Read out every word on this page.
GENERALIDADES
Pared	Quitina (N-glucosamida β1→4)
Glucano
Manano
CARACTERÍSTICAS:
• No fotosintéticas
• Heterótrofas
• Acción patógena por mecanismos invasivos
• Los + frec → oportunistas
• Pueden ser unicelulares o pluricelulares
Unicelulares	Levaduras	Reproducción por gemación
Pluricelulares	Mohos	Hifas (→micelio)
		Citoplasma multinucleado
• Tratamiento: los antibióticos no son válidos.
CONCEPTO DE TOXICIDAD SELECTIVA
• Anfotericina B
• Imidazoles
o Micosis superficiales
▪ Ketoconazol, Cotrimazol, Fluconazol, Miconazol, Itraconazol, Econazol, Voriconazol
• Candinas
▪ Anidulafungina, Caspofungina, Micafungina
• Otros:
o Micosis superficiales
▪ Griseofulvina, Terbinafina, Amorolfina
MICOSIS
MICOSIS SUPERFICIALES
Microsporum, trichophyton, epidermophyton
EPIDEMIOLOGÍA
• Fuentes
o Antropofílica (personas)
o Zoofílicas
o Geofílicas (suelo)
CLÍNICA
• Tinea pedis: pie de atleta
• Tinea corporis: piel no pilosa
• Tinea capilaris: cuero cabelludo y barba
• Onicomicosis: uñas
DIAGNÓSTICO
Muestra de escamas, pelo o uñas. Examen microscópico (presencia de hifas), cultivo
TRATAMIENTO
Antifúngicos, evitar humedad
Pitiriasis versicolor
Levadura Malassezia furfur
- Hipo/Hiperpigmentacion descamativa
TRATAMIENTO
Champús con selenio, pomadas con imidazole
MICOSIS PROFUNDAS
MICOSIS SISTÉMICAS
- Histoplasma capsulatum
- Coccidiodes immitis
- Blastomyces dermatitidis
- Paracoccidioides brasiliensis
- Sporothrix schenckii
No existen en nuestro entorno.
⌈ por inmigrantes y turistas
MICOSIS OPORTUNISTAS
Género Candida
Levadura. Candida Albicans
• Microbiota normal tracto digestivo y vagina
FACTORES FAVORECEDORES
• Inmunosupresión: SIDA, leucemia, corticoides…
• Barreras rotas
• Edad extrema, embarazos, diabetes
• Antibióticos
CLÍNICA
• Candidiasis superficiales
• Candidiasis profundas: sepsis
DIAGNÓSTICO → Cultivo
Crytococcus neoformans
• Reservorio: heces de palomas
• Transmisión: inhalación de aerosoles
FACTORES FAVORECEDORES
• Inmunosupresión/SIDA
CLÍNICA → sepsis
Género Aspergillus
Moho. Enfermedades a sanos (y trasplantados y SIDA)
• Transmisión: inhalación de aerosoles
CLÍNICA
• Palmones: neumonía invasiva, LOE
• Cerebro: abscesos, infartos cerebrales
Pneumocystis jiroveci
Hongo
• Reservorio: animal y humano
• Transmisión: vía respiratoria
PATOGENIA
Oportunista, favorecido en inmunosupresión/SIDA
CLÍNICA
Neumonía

==================================================

Using the listing above, pick out each line that contains the word "Reservorio", then copy it.

▸ Response:
• Reservorio: heces de palomas
• Reservorio: animal y humano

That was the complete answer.